**GOAL:**
Search the listing below for the string "this" and copy every line where it occurs.
********************
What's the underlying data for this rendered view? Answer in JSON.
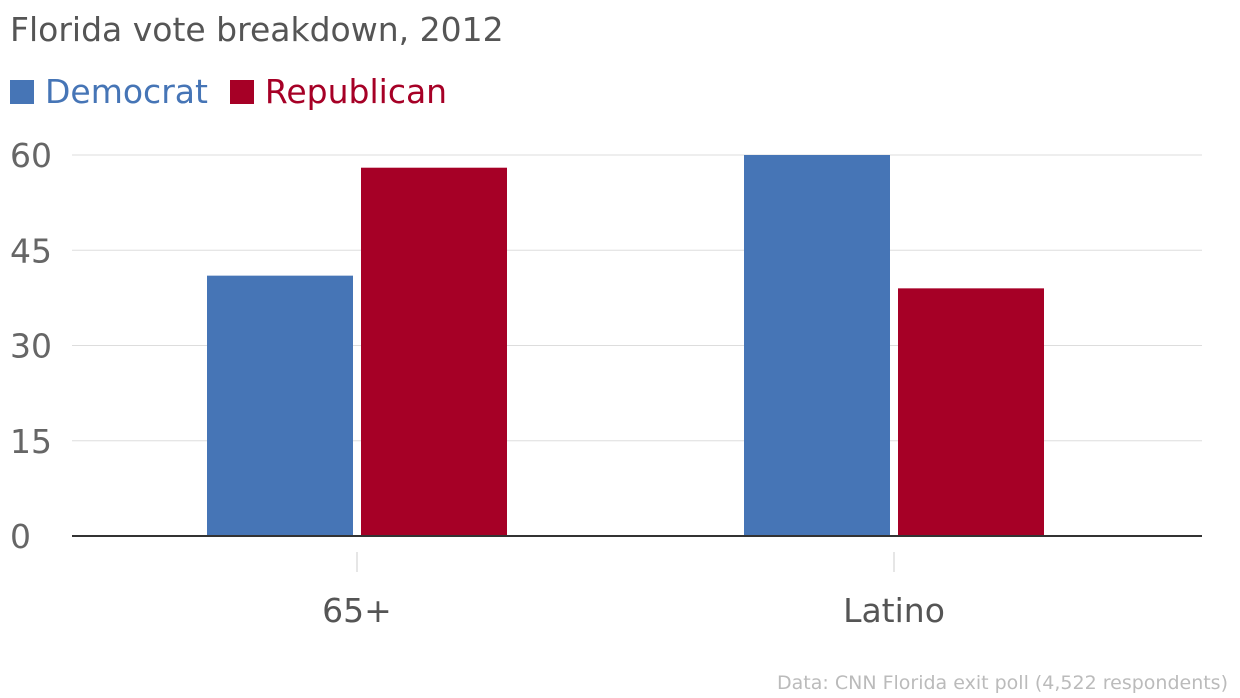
{
  "chart_data": {
    "type": "bar",
    "title": "Florida vote breakdown, 2012",
    "categories": [
      "65+",
      "Latino"
    ],
    "series": [
      {
        "name": "Democrat",
        "values": [
          41,
          60
        ],
        "color": "#4675b6"
      },
      {
        "name": "Republican",
        "values": [
          58,
          39
        ],
        "color": "#a60026"
      }
    ],
    "yticks": [
      "0",
      "15",
      "30",
      "45",
      "60"
    ],
    "ylim": [
      0,
      60
    ],
    "xlabel": "",
    "ylabel": "",
    "grid": true,
    "legend_position": "top-left",
    "source": "Data: CNN Florida exit poll (4,522 respondents)"
  }
}
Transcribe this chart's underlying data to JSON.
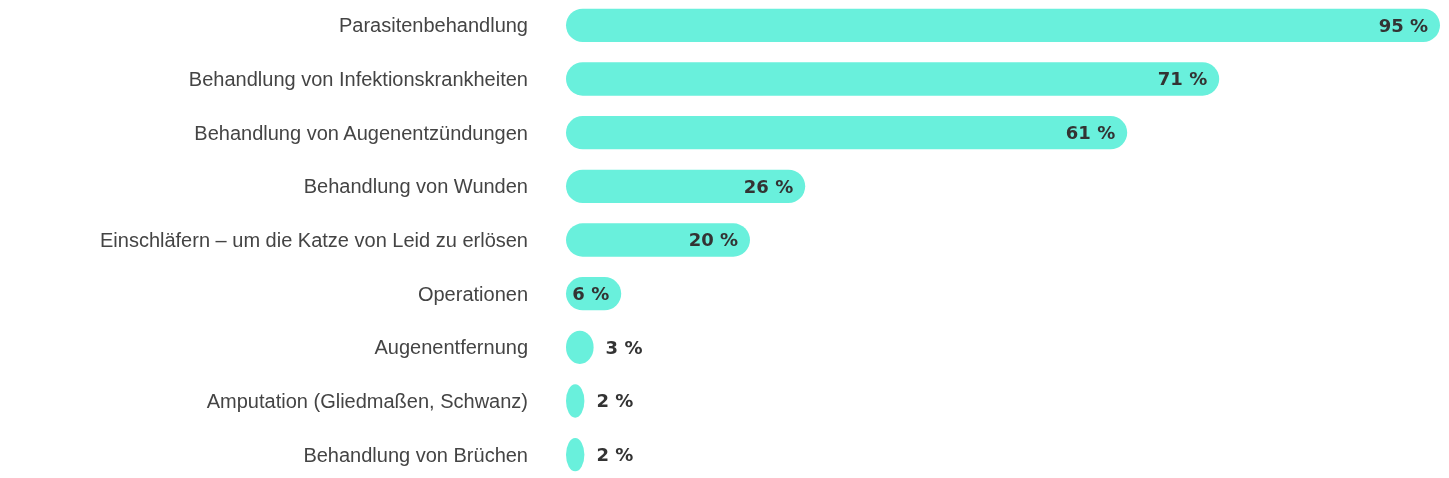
{
  "chart_data": {
    "type": "bar",
    "orientation": "horizontal",
    "categories": [
      "Parasitenbehandlung",
      "Behandlung von Infektionskrankheiten",
      "Behandlung von Augenentzündungen",
      "Behandlung von Wunden",
      "Einschläfern – um die Katze von Leid zu erlösen",
      "Operationen",
      "Augenentfernung",
      "Amputation (Gliedmaßen, Schwanz)",
      "Behandlung von Brüchen"
    ],
    "values": [
      95,
      71,
      61,
      26,
      20,
      6,
      3,
      2,
      2
    ],
    "value_labels": [
      "95 %",
      "71 %",
      "61 %",
      "26 %",
      "20 %",
      "6 %",
      "3 %",
      "2 %",
      "2 %"
    ],
    "color": "#69f0dc"
  }
}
********************
**TASK RESULT:**
What's the underlying data for this rendered view? Answer in JSON.
Transcribe this chart's underlying data to JSON.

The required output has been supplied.